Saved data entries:
· · ·
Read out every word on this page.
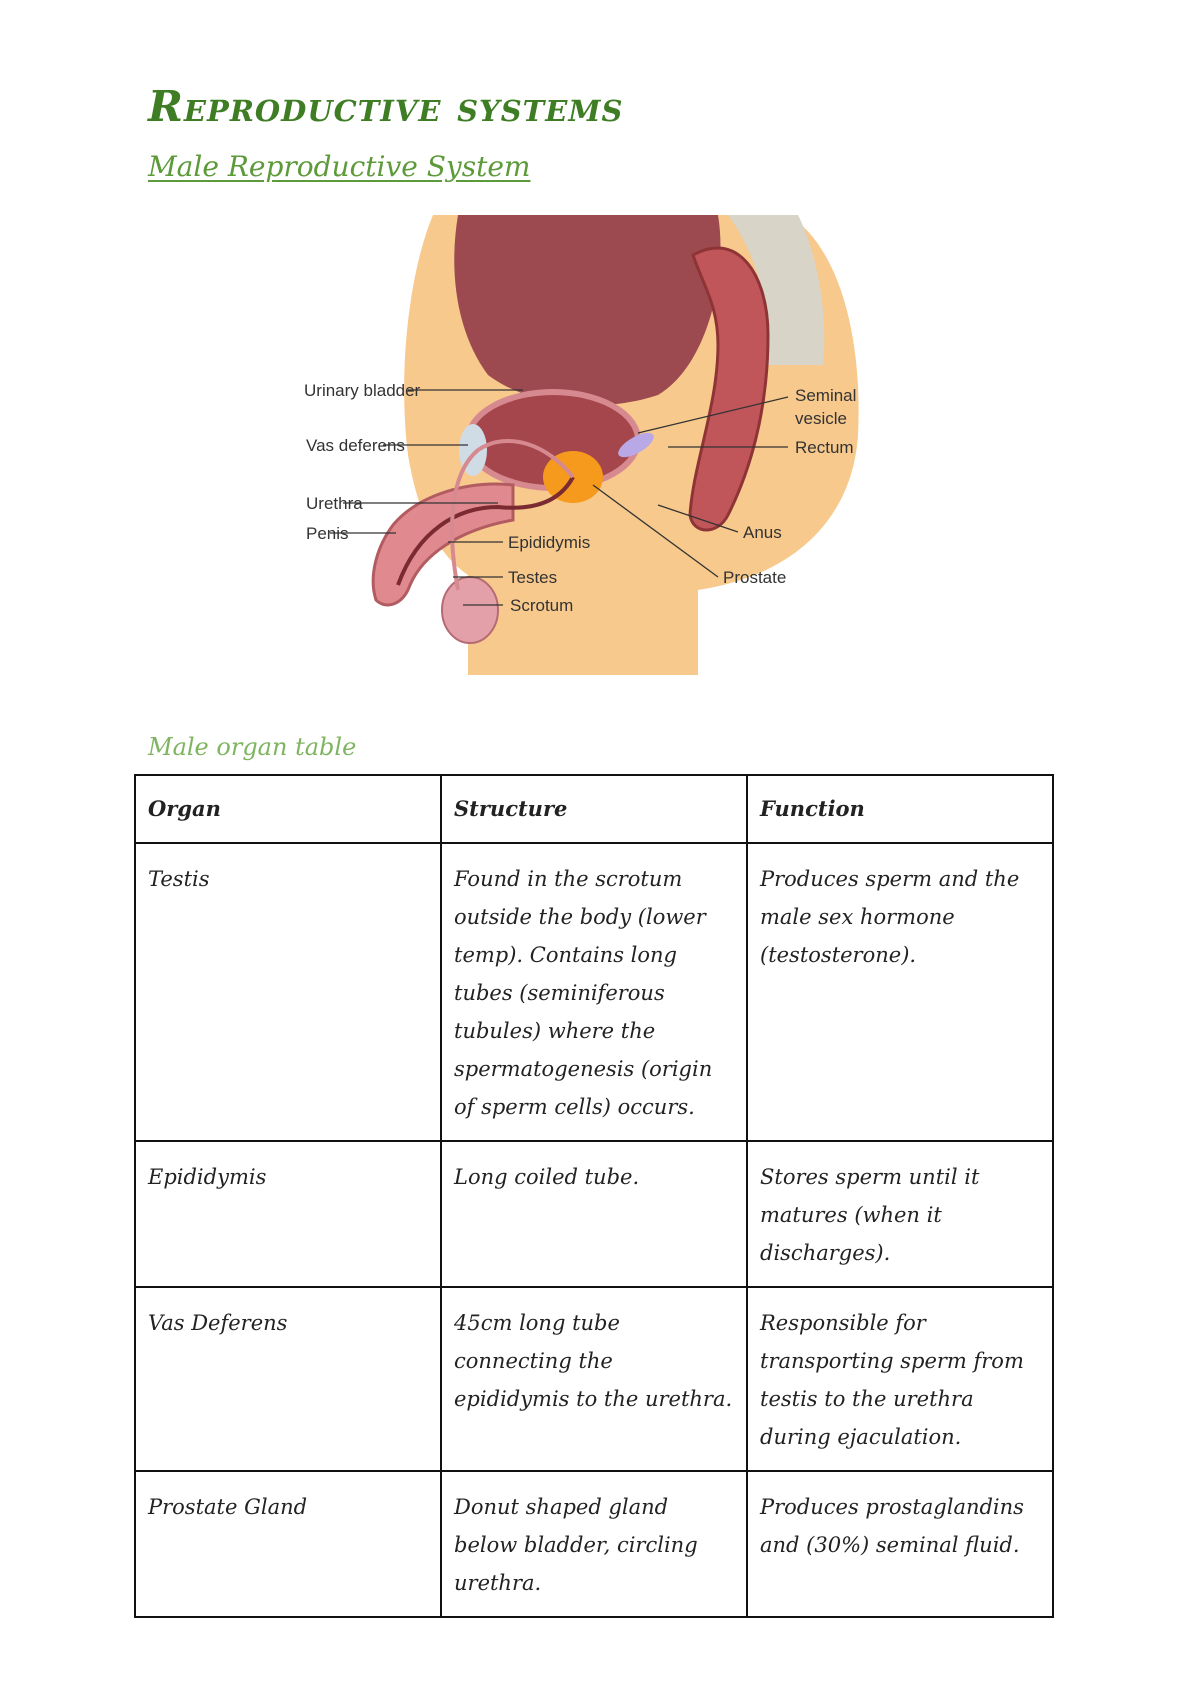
Reproductive systems
Male Reproductive System
Urinary bladder
Vas deferens
Urethra
Penis	Epididymis
Testes
Scrotum
Seminal
vesicle
Rectum
Anus
Prostate

Male organ table

Organ	Structure	Function
Testis	Found in the scrotum outside the body (lower temp). Contains long tubes (seminiferous tubules) where the spermatogenesis (origin of sperm cells) occurs.	Produces sperm and the male sex hormone (testosterone).
Epididymis	Long coiled tube.	Stores sperm until it matures (when it discharges).
Vas Deferens	45cm long tube connecting the epididymis to the urethra.	Responsible for transporting sperm from testis to the urethra during ejaculation.
Prostate Gland	Donut shaped gland below bladder, circling urethra.	Produces prostaglandins and (30%) seminal fluid.
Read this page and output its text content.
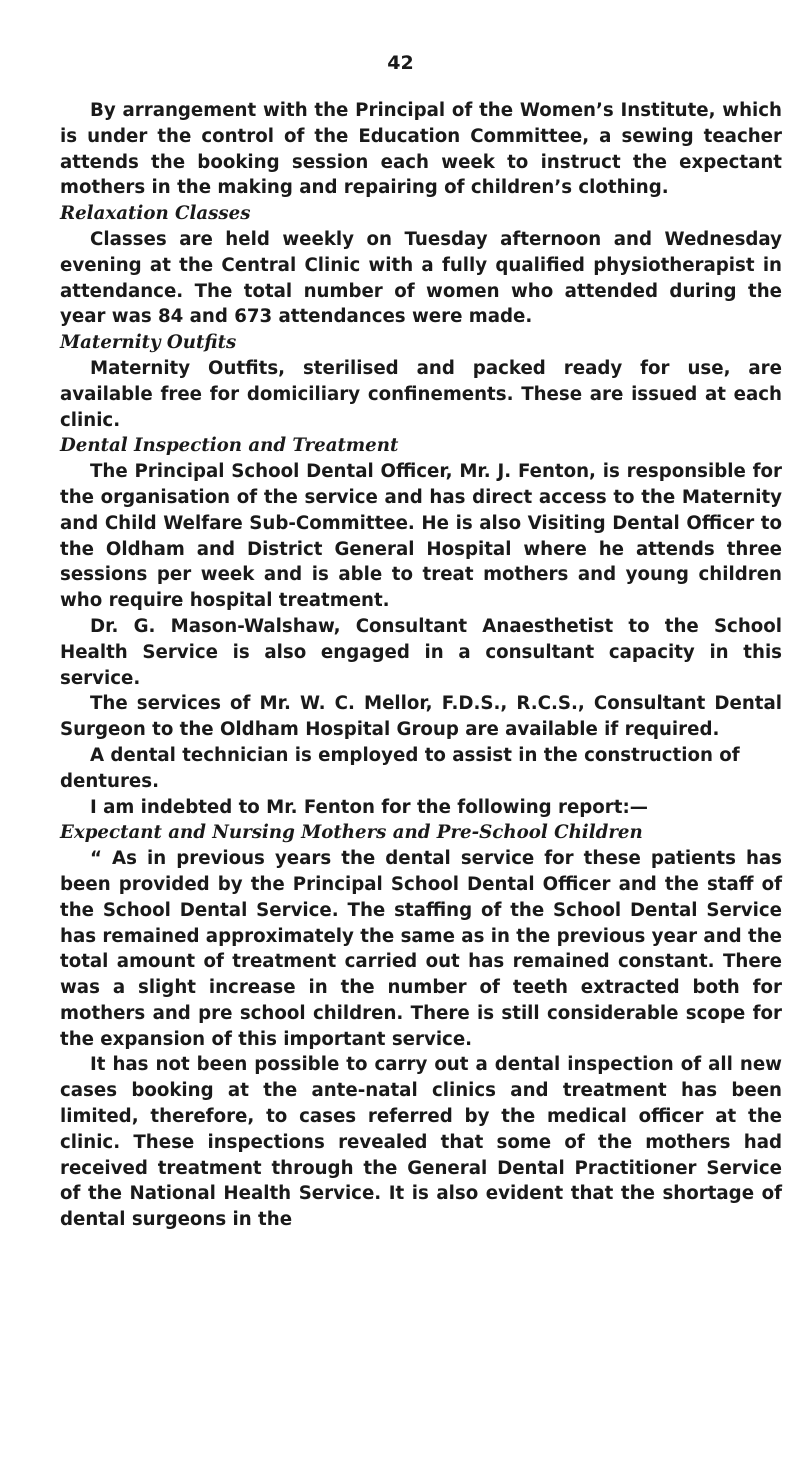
42

By arrangement with the Principal of the Women’s Institute, which is under the control of the Education Committee, a sewing teacher attends the booking session each week to instruct the expectant mothers in the making and repairing of children’s clothing.

Relaxation Classes

Classes are held weekly on Tuesday afternoon and Wednesday evening at the Central Clinic with a fully qualified physiotherapist in attendance. The total number of women who attended during the year was 84 and 673 attendances were made.

Maternity Outfits

Maternity Outfits, sterilised and packed ready for use, are available free for domiciliary confinements. These are issued at each clinic.

Dental Inspection and Treatment

The Principal School Dental Officer, Mr. J. Fenton, is responsible for the organisation of the service and has direct access to the Maternity and Child Welfare Sub-Committee. He is also Visiting Dental Officer to the Oldham and District General Hospital where he attends three sessions per week and is able to treat mothers and young children who require hospital treatment.

Dr. G. Mason-Walshaw, Consultant Anaesthetist to the School Health Service is also engaged in a consultant capacity in this service.

The services of Mr. W. C. Mellor, F.D.S., R.C.S., Consultant Dental Surgeon to the Oldham Hospital Group are available if required.

A dental technician is employed to assist in the construction of

dentures.

I am indebted to Mr. Fenton for the following report:—

Expectant and Nursing Mothers and Pre-School Children

“ As in previous years the dental service for these patients has been provided by the Principal School Dental Officer and the staff of the School Dental Service. The staffing of the School Dental Service has remained approximately the same as in the previous year and the total amount of treatment carried out has remained constant. There was a slight increase in the number of teeth extracted both for mothers and pre school children. There is still considerable scope for the expansion of this important service.

It has not been possible to carry out a dental inspection of all new cases booking at the ante-natal clinics and treatment has been limited, therefore, to cases referred by the medical officer at the clinic. These inspections revealed that some of the mothers had received treatment through the General Dental Practitioner Service of the National Health Service. It is also evident that the shortage of dental surgeons in the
· · ·
Repeat the data above word for word, without pictures.

# [ANSWER BOX]
Read out every word on this page.
Reproductive systems
Male Reproductive System
Urinary bladder
Vas deferens
Urethra
Penis	Epididymis
Testes
Scrotum
Seminal
vesicle
Rectum
Anus
Prostate

Male organ table

Organ	Structure	Function
Testis	Found in the scrotum outside the body (lower temp). Contains long tubes (seminiferous tubules) where the spermatogenesis (origin of sperm cells) occurs.	Produces sperm and the male sex hormone (testosterone).
Epididymis	Long coiled tube.	Stores sperm until it matures (when it discharges).
Vas Deferens	45cm long tube connecting the epididymis to the urethra.	Responsible for transporting sperm from testis to the urethra during ejaculation.
Prostate Gland	Donut shaped gland below bladder, circling urethra.	Produces prostaglandins and (30%) seminal fluid.
Read this page and output its text content.
42

By arrangement with the Principal of the Women’s Institute, which is under the control of the Education Committee, a sewing teacher attends the booking session each week to instruct the expectant mothers in the making and repairing of children’s clothing.

Relaxation Classes

Classes are held weekly on Tuesday afternoon and Wednesday evening at the Central Clinic with a fully qualified physiotherapist in attendance. The total number of women who attended during the year was 84 and 673 attendances were made.

Maternity Outfits

Maternity Outfits, sterilised and packed ready for use, are available free for domiciliary confinements. These are issued at each clinic.

Dental Inspection and Treatment

The Principal School Dental Officer, Mr. J. Fenton, is responsible for the organisation of the service and has direct access to the Maternity and Child Welfare Sub-Committee. He is also Visiting Dental Officer to the Oldham and District General Hospital where he attends three sessions per week and is able to treat mothers and young children who require hospital treatment.

Dr. G. Mason-Walshaw, Consultant Anaesthetist to the School Health Service is also engaged in a consultant capacity in this service.

The services of Mr. W. C. Mellor, F.D.S., R.C.S., Consultant Dental Surgeon to the Oldham Hospital Group are available if required.

A dental technician is employed to assist in the construction of

dentures.

I am indebted to Mr. Fenton for the following report:—

Expectant and Nursing Mothers and Pre-School Children

“ As in previous years the dental service for these patients has been provided by the Principal School Dental Officer and the staff of the School Dental Service. The staffing of the School Dental Service has remained approximately the same as in the previous year and the total amount of treatment carried out has remained constant. There was a slight increase in the number of teeth extracted both for mothers and pre school children. There is still considerable scope for the expansion of this important service.

It has not been possible to carry out a dental inspection of all new cases booking at the ante-natal clinics and treatment has been limited, therefore, to cases referred by the medical officer at the clinic. These inspections revealed that some of the mothers had received treatment through the General Dental Practitioner Service of the National Health Service. It is also evident that the shortage of dental surgeons in the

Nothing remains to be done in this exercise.